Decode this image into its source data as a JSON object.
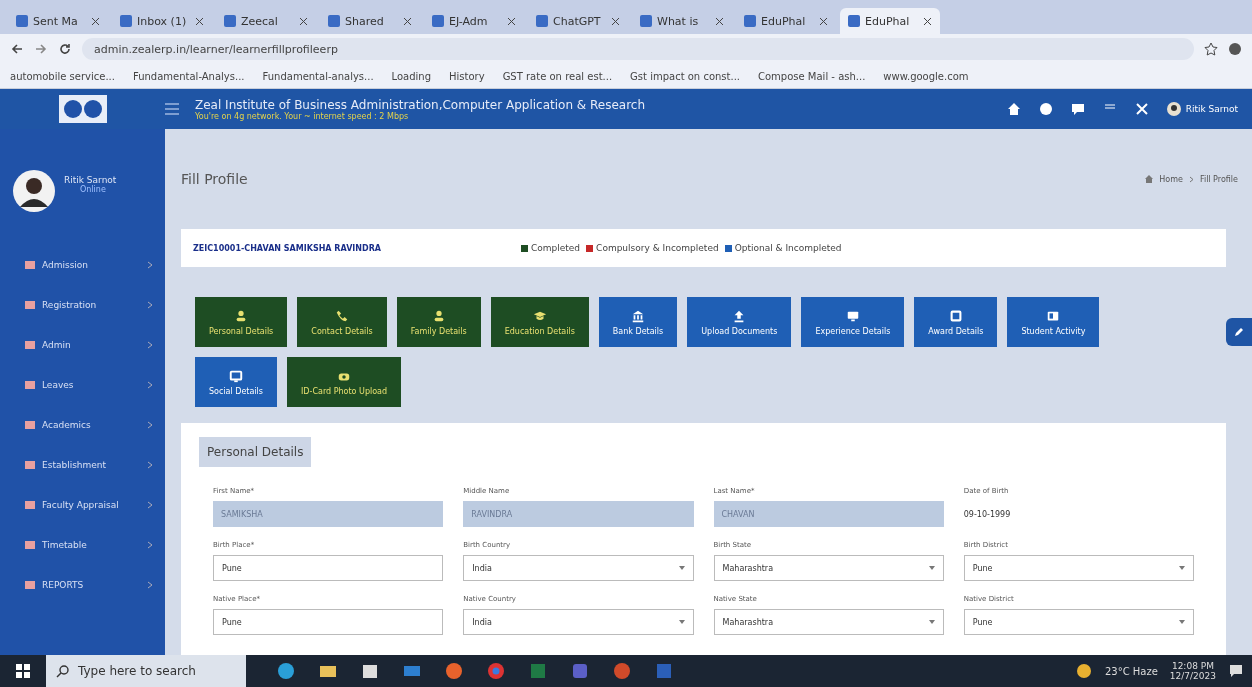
{
  "browser": {
    "tabs": [
      {
        "label": "Sent Ma",
        "selected": false
      },
      {
        "label": "Inbox (1)",
        "selected": false
      },
      {
        "label": "Zeecal",
        "selected": false
      },
      {
        "label": "Shared",
        "selected": false
      },
      {
        "label": "EJ-Adm",
        "selected": false
      },
      {
        "label": "ChatGPT",
        "selected": false
      },
      {
        "label": "What is",
        "selected": false
      },
      {
        "label": "EduPhal",
        "selected": false
      },
      {
        "label": "EduPhal",
        "selected": true
      }
    ],
    "url": "admin.zealerp.in/learner/learnerfillprofileerp",
    "bookmarks": [
      "automobile service...",
      "Fundamental-Analys...",
      "Fundamental-analys...",
      "Loading",
      "History",
      "GST rate on real est...",
      "Gst impact on const...",
      "Compose Mail - ash...",
      "www.google.com"
    ]
  },
  "header": {
    "title": "Zeal Institute of Business Administration,Computer Application & Research",
    "network": "You're on 4g network. Your ~ internet speed : 2 Mbps",
    "user": "Ritik Sarnot"
  },
  "sidebar": {
    "user": "Ritik Sarnot",
    "status": "Online",
    "items": [
      "Admission",
      "Registration",
      "Admin",
      "Leaves",
      "Academics",
      "Establishment",
      "Faculty Appraisal",
      "Timetable",
      "REPORTS"
    ]
  },
  "page": {
    "title": "Fill Profile",
    "breadcrumb": [
      "Home",
      "Fill Profile"
    ]
  },
  "student": "ZEIC10001-CHAVAN SAMIKSHA RAVINDRA",
  "legend": [
    {
      "label": "Completed",
      "color": "#1e4d23"
    },
    {
      "label": "Compulsory & Incompleted",
      "color": "#c62828"
    },
    {
      "label": "Optional & Incompleted",
      "color": "#1f5fb5"
    }
  ],
  "sections": [
    {
      "label": "Personal Details",
      "color": "#1e4d23"
    },
    {
      "label": "Contact Details",
      "color": "#1e4d23"
    },
    {
      "label": "Family Details",
      "color": "#1e4d23"
    },
    {
      "label": "Education Details",
      "color": "#1e4d23"
    },
    {
      "label": "Bank Details",
      "color": "#1f5fb5"
    },
    {
      "label": "Upload Documents",
      "color": "#1f5fb5"
    },
    {
      "label": "Experience Details",
      "color": "#1f5fb5"
    },
    {
      "label": "Award Details",
      "color": "#1f5fb5"
    },
    {
      "label": "Student Activity",
      "color": "#1f5fb5"
    },
    {
      "label": "Social Details",
      "color": "#1f5fb5"
    },
    {
      "label": "ID-Card Photo Upload",
      "color": "#1e4d23"
    }
  ],
  "form": {
    "title": "Personal Details",
    "fields": [
      {
        "label": "First Name*",
        "value": "SAMIKSHA",
        "kind": "readonly"
      },
      {
        "label": "Middle Name",
        "value": "RAVINDRA",
        "kind": "readonly"
      },
      {
        "label": "Last Name*",
        "value": "CHAVAN",
        "kind": "readonly"
      },
      {
        "label": "Date of Birth",
        "value": "09-10-1999",
        "kind": "static"
      },
      {
        "label": "Birth Place*",
        "value": "Pune",
        "kind": "text"
      },
      {
        "label": "Birth Country",
        "value": "India",
        "kind": "select"
      },
      {
        "label": "Birth State",
        "value": "Maharashtra",
        "kind": "select"
      },
      {
        "label": "Birth District",
        "value": "Pune",
        "kind": "select"
      },
      {
        "label": "Native Place*",
        "value": "Pune",
        "kind": "text"
      },
      {
        "label": "Native Country",
        "value": "India",
        "kind": "select"
      },
      {
        "label": "Native State",
        "value": "Maharashtra",
        "kind": "select"
      },
      {
        "label": "Native District",
        "value": "Pune",
        "kind": "select"
      }
    ]
  },
  "taskbar": {
    "search_placeholder": "Type here to search",
    "weather": "23°C Haze",
    "time": "12:08 PM",
    "date": "12/7/2023"
  }
}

→ **YOUR OBJECTIVE**: Give every line above again exactly, with no pictures.

→ **OUTPUT OF THE EXERCISE**:
Decode this image into its source data as a JSON object.
{
  "browser": {
    "tabs": [
      {
        "label": "Sent Ma",
        "selected": false
      },
      {
        "label": "Inbox (1)",
        "selected": false
      },
      {
        "label": "Zeecal",
        "selected": false
      },
      {
        "label": "Shared",
        "selected": false
      },
      {
        "label": "EJ-Adm",
        "selected": false
      },
      {
        "label": "ChatGPT",
        "selected": false
      },
      {
        "label": "What is",
        "selected": false
      },
      {
        "label": "EduPhal",
        "selected": false
      },
      {
        "label": "EduPhal",
        "selected": true
      }
    ],
    "url": "admin.zealerp.in/learner/learnerfillprofileerp",
    "bookmarks": [
      "automobile service...",
      "Fundamental-Analys...",
      "Fundamental-analys...",
      "Loading",
      "History",
      "GST rate on real est...",
      "Gst impact on const...",
      "Compose Mail - ash...",
      "www.google.com"
    ]
  },
  "header": {
    "title": "Zeal Institute of Business Administration,Computer Application & Research",
    "network": "You're on 4g network. Your ~ internet speed : 2 Mbps",
    "user": "Ritik Sarnot"
  },
  "sidebar": {
    "user": "Ritik Sarnot",
    "status": "Online",
    "items": [
      "Admission",
      "Registration",
      "Admin",
      "Leaves",
      "Academics",
      "Establishment",
      "Faculty Appraisal",
      "Timetable",
      "REPORTS"
    ]
  },
  "page": {
    "title": "Fill Profile",
    "breadcrumb": [
      "Home",
      "Fill Profile"
    ]
  },
  "student": "ZEIC10001-CHAVAN SAMIKSHA RAVINDRA",
  "legend": [
    {
      "label": "Completed",
      "color": "#1e4d23"
    },
    {
      "label": "Compulsory & Incompleted",
      "color": "#c62828"
    },
    {
      "label": "Optional & Incompleted",
      "color": "#1f5fb5"
    }
  ],
  "sections": [
    {
      "label": "Personal Details",
      "color": "#1e4d23"
    },
    {
      "label": "Contact Details",
      "color": "#1e4d23"
    },
    {
      "label": "Family Details",
      "color": "#1e4d23"
    },
    {
      "label": "Education Details",
      "color": "#1e4d23"
    },
    {
      "label": "Bank Details",
      "color": "#1f5fb5"
    },
    {
      "label": "Upload Documents",
      "color": "#1f5fb5"
    },
    {
      "label": "Experience Details",
      "color": "#1f5fb5"
    },
    {
      "label": "Award Details",
      "color": "#1f5fb5"
    },
    {
      "label": "Student Activity",
      "color": "#1f5fb5"
    },
    {
      "label": "Social Details",
      "color": "#1f5fb5"
    },
    {
      "label": "ID-Card Photo Upload",
      "color": "#1e4d23"
    }
  ],
  "form": {
    "title": "Personal Details",
    "fields": [
      {
        "label": "First Name*",
        "value": "SAMIKSHA",
        "kind": "readonly"
      },
      {
        "label": "Middle Name",
        "value": "RAVINDRA",
        "kind": "readonly"
      },
      {
        "label": "Last Name*",
        "value": "CHAVAN",
        "kind": "readonly"
      },
      {
        "label": "Date of Birth",
        "value": "09-10-1999",
        "kind": "static"
      },
      {
        "label": "Birth Place*",
        "value": "Pune",
        "kind": "text"
      },
      {
        "label": "Birth Country",
        "value": "India",
        "kind": "select"
      },
      {
        "label": "Birth State",
        "value": "Maharashtra",
        "kind": "select"
      },
      {
        "label": "Birth District",
        "value": "Pune",
        "kind": "select"
      },
      {
        "label": "Native Place*",
        "value": "Pune",
        "kind": "text"
      },
      {
        "label": "Native Country",
        "value": "India",
        "kind": "select"
      },
      {
        "label": "Native State",
        "value": "Maharashtra",
        "kind": "select"
      },
      {
        "label": "Native District",
        "value": "Pune",
        "kind": "select"
      }
    ]
  },
  "taskbar": {
    "search_placeholder": "Type here to search",
    "weather": "23°C Haze",
    "time": "12:08 PM",
    "date": "12/7/2023"
  }
}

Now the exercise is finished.